Going through the material below, please gather all lines with the word "diverse" in them.

### [Saved entries]
* START *

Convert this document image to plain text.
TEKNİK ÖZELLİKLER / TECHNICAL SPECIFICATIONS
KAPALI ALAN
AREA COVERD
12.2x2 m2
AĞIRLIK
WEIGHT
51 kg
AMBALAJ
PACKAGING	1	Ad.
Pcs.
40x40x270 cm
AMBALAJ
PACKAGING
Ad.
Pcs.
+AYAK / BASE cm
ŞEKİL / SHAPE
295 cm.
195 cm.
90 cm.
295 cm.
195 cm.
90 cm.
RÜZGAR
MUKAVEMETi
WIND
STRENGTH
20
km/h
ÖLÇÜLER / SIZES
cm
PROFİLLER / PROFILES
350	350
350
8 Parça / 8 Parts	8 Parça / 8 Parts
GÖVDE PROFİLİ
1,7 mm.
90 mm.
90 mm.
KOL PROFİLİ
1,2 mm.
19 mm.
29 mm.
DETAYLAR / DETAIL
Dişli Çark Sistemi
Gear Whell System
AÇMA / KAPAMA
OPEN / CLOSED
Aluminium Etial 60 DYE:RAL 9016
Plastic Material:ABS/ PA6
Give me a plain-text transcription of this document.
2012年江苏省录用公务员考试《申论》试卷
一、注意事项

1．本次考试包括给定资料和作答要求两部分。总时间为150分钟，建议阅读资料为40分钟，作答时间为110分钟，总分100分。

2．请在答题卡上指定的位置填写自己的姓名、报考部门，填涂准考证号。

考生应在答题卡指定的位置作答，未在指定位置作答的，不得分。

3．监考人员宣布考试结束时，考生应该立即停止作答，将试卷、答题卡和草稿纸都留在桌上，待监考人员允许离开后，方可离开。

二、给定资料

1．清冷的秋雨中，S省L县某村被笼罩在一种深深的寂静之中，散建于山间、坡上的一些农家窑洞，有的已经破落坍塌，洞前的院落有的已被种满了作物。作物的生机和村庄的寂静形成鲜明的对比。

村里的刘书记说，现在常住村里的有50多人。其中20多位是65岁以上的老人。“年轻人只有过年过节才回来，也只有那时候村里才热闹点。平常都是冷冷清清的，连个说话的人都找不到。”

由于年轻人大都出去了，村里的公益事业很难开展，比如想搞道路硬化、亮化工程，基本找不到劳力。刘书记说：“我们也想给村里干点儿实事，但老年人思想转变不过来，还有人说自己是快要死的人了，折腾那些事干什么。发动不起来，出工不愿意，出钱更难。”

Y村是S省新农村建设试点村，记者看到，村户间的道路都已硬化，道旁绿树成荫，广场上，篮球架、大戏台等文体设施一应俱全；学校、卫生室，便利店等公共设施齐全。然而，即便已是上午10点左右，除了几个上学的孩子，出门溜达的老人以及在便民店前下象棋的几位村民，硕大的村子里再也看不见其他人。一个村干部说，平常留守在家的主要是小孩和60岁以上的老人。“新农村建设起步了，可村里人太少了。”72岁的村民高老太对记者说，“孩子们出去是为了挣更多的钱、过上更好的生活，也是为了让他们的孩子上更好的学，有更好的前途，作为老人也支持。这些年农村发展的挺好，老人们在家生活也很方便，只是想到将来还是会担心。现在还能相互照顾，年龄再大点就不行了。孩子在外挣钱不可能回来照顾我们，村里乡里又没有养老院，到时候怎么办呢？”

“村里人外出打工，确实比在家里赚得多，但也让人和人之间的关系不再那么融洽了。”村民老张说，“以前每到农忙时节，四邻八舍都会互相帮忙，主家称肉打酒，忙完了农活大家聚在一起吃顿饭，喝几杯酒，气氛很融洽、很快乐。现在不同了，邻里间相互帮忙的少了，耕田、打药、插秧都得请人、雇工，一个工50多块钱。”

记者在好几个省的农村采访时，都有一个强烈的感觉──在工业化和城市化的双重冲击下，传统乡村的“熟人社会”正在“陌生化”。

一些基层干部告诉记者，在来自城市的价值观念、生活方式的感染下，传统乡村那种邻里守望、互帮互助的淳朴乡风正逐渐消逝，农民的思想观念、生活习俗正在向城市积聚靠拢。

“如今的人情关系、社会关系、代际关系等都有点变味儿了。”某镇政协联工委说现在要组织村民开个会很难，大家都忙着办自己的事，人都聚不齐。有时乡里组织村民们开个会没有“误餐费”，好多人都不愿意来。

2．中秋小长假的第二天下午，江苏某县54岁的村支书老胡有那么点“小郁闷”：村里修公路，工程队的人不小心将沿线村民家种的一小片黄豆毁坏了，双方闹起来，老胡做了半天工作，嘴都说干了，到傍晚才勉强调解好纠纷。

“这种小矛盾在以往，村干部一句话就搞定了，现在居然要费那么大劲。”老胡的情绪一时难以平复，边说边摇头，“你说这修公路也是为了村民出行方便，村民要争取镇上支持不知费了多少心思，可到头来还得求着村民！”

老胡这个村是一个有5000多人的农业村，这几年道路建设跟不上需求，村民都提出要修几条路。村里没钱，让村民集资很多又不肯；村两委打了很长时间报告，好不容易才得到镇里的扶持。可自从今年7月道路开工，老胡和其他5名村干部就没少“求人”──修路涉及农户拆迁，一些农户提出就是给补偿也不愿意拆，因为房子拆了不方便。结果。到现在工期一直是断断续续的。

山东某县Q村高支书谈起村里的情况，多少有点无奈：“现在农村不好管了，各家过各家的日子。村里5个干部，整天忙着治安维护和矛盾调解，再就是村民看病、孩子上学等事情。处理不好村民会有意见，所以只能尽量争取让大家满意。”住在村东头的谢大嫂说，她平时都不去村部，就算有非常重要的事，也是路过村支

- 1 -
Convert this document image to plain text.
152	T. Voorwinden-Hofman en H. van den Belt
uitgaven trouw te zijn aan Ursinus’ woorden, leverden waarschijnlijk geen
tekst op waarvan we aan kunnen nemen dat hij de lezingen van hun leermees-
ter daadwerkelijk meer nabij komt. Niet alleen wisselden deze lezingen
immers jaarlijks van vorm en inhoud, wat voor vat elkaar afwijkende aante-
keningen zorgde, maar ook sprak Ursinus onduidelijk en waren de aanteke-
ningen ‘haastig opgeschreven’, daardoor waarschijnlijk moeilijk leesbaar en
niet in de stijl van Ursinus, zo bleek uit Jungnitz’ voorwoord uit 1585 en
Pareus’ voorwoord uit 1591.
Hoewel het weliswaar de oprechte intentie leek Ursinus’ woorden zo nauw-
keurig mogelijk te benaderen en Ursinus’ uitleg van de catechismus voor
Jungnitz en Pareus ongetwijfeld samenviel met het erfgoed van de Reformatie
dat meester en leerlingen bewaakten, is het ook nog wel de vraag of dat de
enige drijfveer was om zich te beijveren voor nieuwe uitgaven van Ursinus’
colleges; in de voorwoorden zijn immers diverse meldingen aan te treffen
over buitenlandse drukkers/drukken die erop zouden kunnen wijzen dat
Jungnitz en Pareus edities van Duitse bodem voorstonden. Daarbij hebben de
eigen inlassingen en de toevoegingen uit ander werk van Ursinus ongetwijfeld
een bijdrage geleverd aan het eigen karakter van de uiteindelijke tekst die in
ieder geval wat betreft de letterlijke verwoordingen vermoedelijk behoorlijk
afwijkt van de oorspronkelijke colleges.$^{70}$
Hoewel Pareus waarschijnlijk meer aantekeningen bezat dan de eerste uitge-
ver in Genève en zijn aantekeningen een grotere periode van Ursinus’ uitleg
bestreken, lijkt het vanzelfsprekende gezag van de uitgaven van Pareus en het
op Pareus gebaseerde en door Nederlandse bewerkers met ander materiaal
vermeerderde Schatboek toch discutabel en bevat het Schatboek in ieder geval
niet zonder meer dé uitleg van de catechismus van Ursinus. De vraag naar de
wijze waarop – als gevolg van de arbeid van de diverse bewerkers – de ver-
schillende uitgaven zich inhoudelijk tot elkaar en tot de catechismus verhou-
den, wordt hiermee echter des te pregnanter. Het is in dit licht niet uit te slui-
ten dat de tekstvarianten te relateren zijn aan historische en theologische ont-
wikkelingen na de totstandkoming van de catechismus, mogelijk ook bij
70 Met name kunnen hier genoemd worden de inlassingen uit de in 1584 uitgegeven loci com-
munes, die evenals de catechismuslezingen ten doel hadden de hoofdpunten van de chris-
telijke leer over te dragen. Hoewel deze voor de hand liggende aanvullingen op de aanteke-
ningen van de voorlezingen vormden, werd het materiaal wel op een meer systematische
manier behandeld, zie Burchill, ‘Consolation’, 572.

* END *

### [Written response]
colleges; in de voorwoorden zijn immers diverse meldingen aan te treffen
wijze waarop – als gevolg van de arbeid van de diverse bewerkers – de ver-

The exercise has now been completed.